**Exercise details**
Copy out the records precisely, omitting pictures.

**Records provided**
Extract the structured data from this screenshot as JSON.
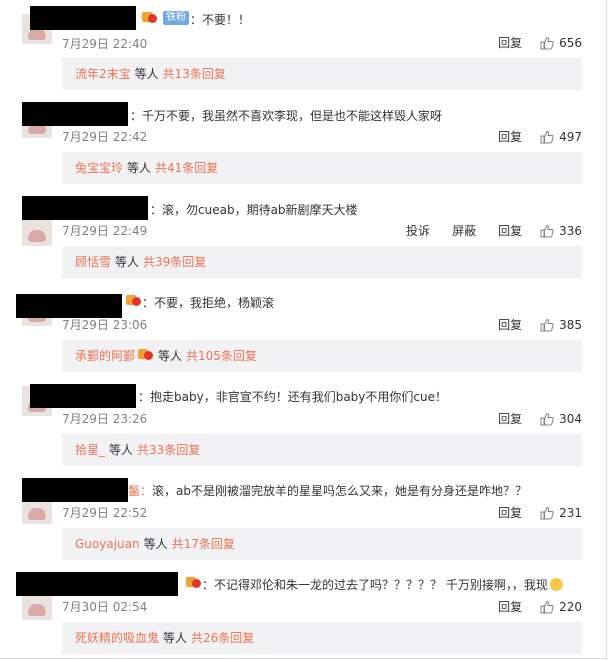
{
  "ui": {
    "reply_label": "回复",
    "report_label": "投诉",
    "block_label": "屏蔽",
    "others_label": "等人",
    "accent": "#eb7350"
  },
  "comments": [
    {
      "prefix": "",
      "text": "：不要！！",
      "badge": "铁粉",
      "date": "7月29日 22:40",
      "likes": "656",
      "reply_name": "流年2末宝",
      "reply_count": "共13条回复"
    },
    {
      "prefix": "：",
      "text": "千万不要，我虽然不喜欢李现，但是也不能这样毁人家呀",
      "date": "7月29日 22:42",
      "likes": "497",
      "reply_name": "兔宝宝玲",
      "reply_count": "共41条回复"
    },
    {
      "prefix": "：",
      "text": "滚，勿cueab，期待ab新剧摩天大楼",
      "date": "7月29日 22:49",
      "likes": "336",
      "reply_name": "顾恬雪",
      "reply_count": "共39条回复"
    },
    {
      "prefix": "",
      "text": "：不要，我拒绝，杨颖滚",
      "date": "7月29日 23:06",
      "likes": "385",
      "reply_name": "承鄞的阿鄞",
      "reply_count": "共105条回复"
    },
    {
      "prefix": "：",
      "text": "抱走baby，非官宣不约！还有我们baby不用你们cue！",
      "date": "7月29日 23:26",
      "likes": "304",
      "reply_name": "拾星_",
      "reply_count": "共33条回复"
    },
    {
      "prefix": "鬣：",
      "text": "滚，ab不是刚被溜完放羊的星星吗怎么又来，她是有分身还是咋地？？",
      "date": "7月29日 22:52",
      "likes": "231",
      "reply_name": "Guoyajuan",
      "reply_count": "共17条回复"
    },
    {
      "prefix": "",
      "text": "：不记得邓伦和朱一龙的过去了吗？？？？？ 千万别接啊，，我现",
      "date": "7月30日 02:54",
      "likes": "220",
      "reply_name": "死妖精的吸血鬼",
      "reply_count": "共26条回复"
    }
  ]
}
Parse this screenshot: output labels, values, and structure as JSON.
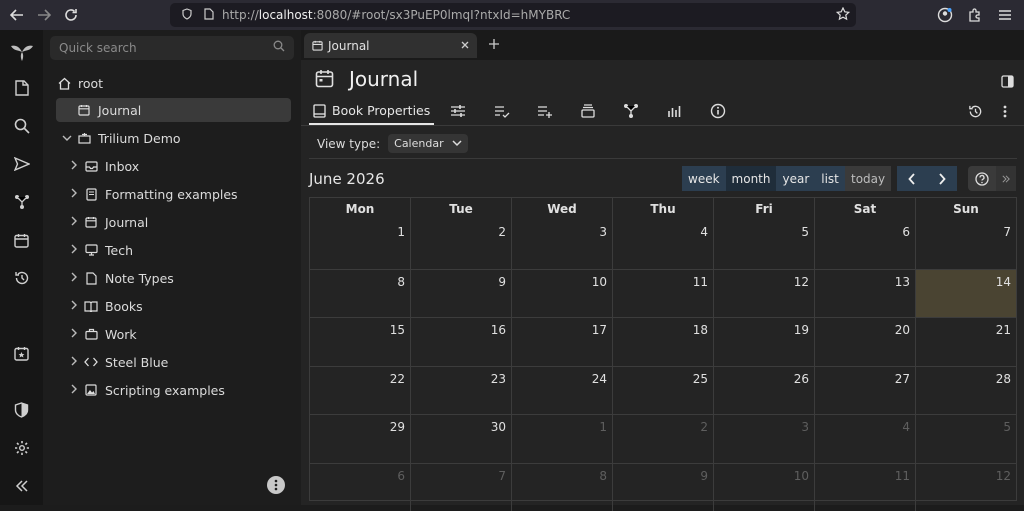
{
  "browser": {
    "url_prefix": "http://",
    "url_host": "localhost",
    "url_rest": ":8080/#root/sx3PuEP0lmqI?ntxId=hMYBRC"
  },
  "search": {
    "placeholder": "Quick search"
  },
  "tree": {
    "root_label": "root",
    "journal_label": "Journal",
    "demo_label": "Trilium Demo",
    "children": [
      "Inbox",
      "Formatting examples",
      "Journal",
      "Tech",
      "Note Types",
      "Books",
      "Work",
      "Steel Blue",
      "Scripting examples"
    ]
  },
  "tab": {
    "label": "Journal"
  },
  "note": {
    "title": "Journal"
  },
  "toolbar": {
    "book_properties": "Book Properties"
  },
  "view_type": {
    "label": "View type:",
    "value": "Calendar"
  },
  "calendar": {
    "month_title": "June 2026",
    "views": [
      "week",
      "month",
      "year",
      "list"
    ],
    "today_label": "today",
    "weekdays": [
      "Mon",
      "Tue",
      "Wed",
      "Thu",
      "Fri",
      "Sat",
      "Sun"
    ],
    "weeks": [
      [
        {
          "d": "1"
        },
        {
          "d": "2"
        },
        {
          "d": "3"
        },
        {
          "d": "4"
        },
        {
          "d": "5"
        },
        {
          "d": "6"
        },
        {
          "d": "7"
        }
      ],
      [
        {
          "d": "8"
        },
        {
          "d": "9"
        },
        {
          "d": "10"
        },
        {
          "d": "11"
        },
        {
          "d": "12"
        },
        {
          "d": "13"
        },
        {
          "d": "14",
          "today": true
        }
      ],
      [
        {
          "d": "15"
        },
        {
          "d": "16"
        },
        {
          "d": "17"
        },
        {
          "d": "18"
        },
        {
          "d": "19"
        },
        {
          "d": "20"
        },
        {
          "d": "21"
        }
      ],
      [
        {
          "d": "22"
        },
        {
          "d": "23"
        },
        {
          "d": "24"
        },
        {
          "d": "25"
        },
        {
          "d": "26"
        },
        {
          "d": "27"
        },
        {
          "d": "28"
        }
      ],
      [
        {
          "d": "29"
        },
        {
          "d": "30"
        },
        {
          "d": "1",
          "other": true
        },
        {
          "d": "2",
          "other": true
        },
        {
          "d": "3",
          "other": true
        },
        {
          "d": "4",
          "other": true
        },
        {
          "d": "5",
          "other": true
        }
      ],
      [
        {
          "d": "6",
          "other": true
        },
        {
          "d": "7",
          "other": true
        },
        {
          "d": "8",
          "other": true
        },
        {
          "d": "9",
          "other": true
        },
        {
          "d": "10",
          "other": true
        },
        {
          "d": "11",
          "other": true
        },
        {
          "d": "12",
          "other": true
        }
      ]
    ]
  },
  "colors": {
    "accent_button": "#2c3e50",
    "today_cell": "#4a4432"
  }
}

**Response to this exercise**
Extract the structured data from this screenshot as JSON.
{
  "ui": {
    "reply_label": "回复",
    "report_label": "投诉",
    "block_label": "屏蔽",
    "others_label": "等人",
    "accent": "#eb7350"
  },
  "comments": [
    {
      "prefix": "",
      "text": "：不要！！",
      "badge": "铁粉",
      "date": "7月29日 22:40",
      "likes": "656",
      "reply_name": "流年2末宝",
      "reply_count": "共13条回复"
    },
    {
      "prefix": "：",
      "text": "千万不要，我虽然不喜欢李现，但是也不能这样毁人家呀",
      "date": "7月29日 22:42",
      "likes": "497",
      "reply_name": "兔宝宝玲",
      "reply_count": "共41条回复"
    },
    {
      "prefix": "：",
      "text": "滚，勿cueab，期待ab新剧摩天大楼",
      "date": "7月29日 22:49",
      "likes": "336",
      "reply_name": "顾恬雪",
      "reply_count": "共39条回复"
    },
    {
      "prefix": "",
      "text": "：不要，我拒绝，杨颖滚",
      "date": "7月29日 23:06",
      "likes": "385",
      "reply_name": "承鄞的阿鄞",
      "reply_count": "共105条回复"
    },
    {
      "prefix": "：",
      "text": "抱走baby，非官宣不约！还有我们baby不用你们cue！",
      "date": "7月29日 23:26",
      "likes": "304",
      "reply_name": "拾星_",
      "reply_count": "共33条回复"
    },
    {
      "prefix": "鬣：",
      "text": "滚，ab不是刚被溜完放羊的星星吗怎么又来，她是有分身还是咋地？？",
      "date": "7月29日 22:52",
      "likes": "231",
      "reply_name": "Guoyajuan",
      "reply_count": "共17条回复"
    },
    {
      "prefix": "",
      "text": "：不记得邓伦和朱一龙的过去了吗？？？？？ 千万别接啊，，我现",
      "date": "7月30日 02:54",
      "likes": "220",
      "reply_name": "死妖精的吸血鬼",
      "reply_count": "共26条回复"
    }
  ]
}
Parse this screenshot: output labels, values, and structure as JSON.
{
  "browser": {
    "url_prefix": "http://",
    "url_host": "localhost",
    "url_rest": ":8080/#root/sx3PuEP0lmqI?ntxId=hMYBRC"
  },
  "search": {
    "placeholder": "Quick search"
  },
  "tree": {
    "root_label": "root",
    "journal_label": "Journal",
    "demo_label": "Trilium Demo",
    "children": [
      "Inbox",
      "Formatting examples",
      "Journal",
      "Tech",
      "Note Types",
      "Books",
      "Work",
      "Steel Blue",
      "Scripting examples"
    ]
  },
  "tab": {
    "label": "Journal"
  },
  "note": {
    "title": "Journal"
  },
  "toolbar": {
    "book_properties": "Book Properties"
  },
  "view_type": {
    "label": "View type:",
    "value": "Calendar"
  },
  "calendar": {
    "month_title": "June 2026",
    "views": [
      "week",
      "month",
      "year",
      "list"
    ],
    "today_label": "today",
    "weekdays": [
      "Mon",
      "Tue",
      "Wed",
      "Thu",
      "Fri",
      "Sat",
      "Sun"
    ],
    "weeks": [
      [
        {
          "d": "1"
        },
        {
          "d": "2"
        },
        {
          "d": "3"
        },
        {
          "d": "4"
        },
        {
          "d": "5"
        },
        {
          "d": "6"
        },
        {
          "d": "7"
        }
      ],
      [
        {
          "d": "8"
        },
        {
          "d": "9"
        },
        {
          "d": "10"
        },
        {
          "d": "11"
        },
        {
          "d": "12"
        },
        {
          "d": "13"
        },
        {
          "d": "14",
          "today": true
        }
      ],
      [
        {
          "d": "15"
        },
        {
          "d": "16"
        },
        {
          "d": "17"
        },
        {
          "d": "18"
        },
        {
          "d": "19"
        },
        {
          "d": "20"
        },
        {
          "d": "21"
        }
      ],
      [
        {
          "d": "22"
        },
        {
          "d": "23"
        },
        {
          "d": "24"
        },
        {
          "d": "25"
        },
        {
          "d": "26"
        },
        {
          "d": "27"
        },
        {
          "d": "28"
        }
      ],
      [
        {
          "d": "29"
        },
        {
          "d": "30"
        },
        {
          "d": "1",
          "other": true
        },
        {
          "d": "2",
          "other": true
        },
        {
          "d": "3",
          "other": true
        },
        {
          "d": "4",
          "other": true
        },
        {
          "d": "5",
          "other": true
        }
      ],
      [
        {
          "d": "6",
          "other": true
        },
        {
          "d": "7",
          "other": true
        },
        {
          "d": "8",
          "other": true
        },
        {
          "d": "9",
          "other": true
        },
        {
          "d": "10",
          "other": true
        },
        {
          "d": "11",
          "other": true
        },
        {
          "d": "12",
          "other": true
        }
      ]
    ]
  },
  "colors": {
    "accent_button": "#2c3e50",
    "today_cell": "#4a4432"
  }
}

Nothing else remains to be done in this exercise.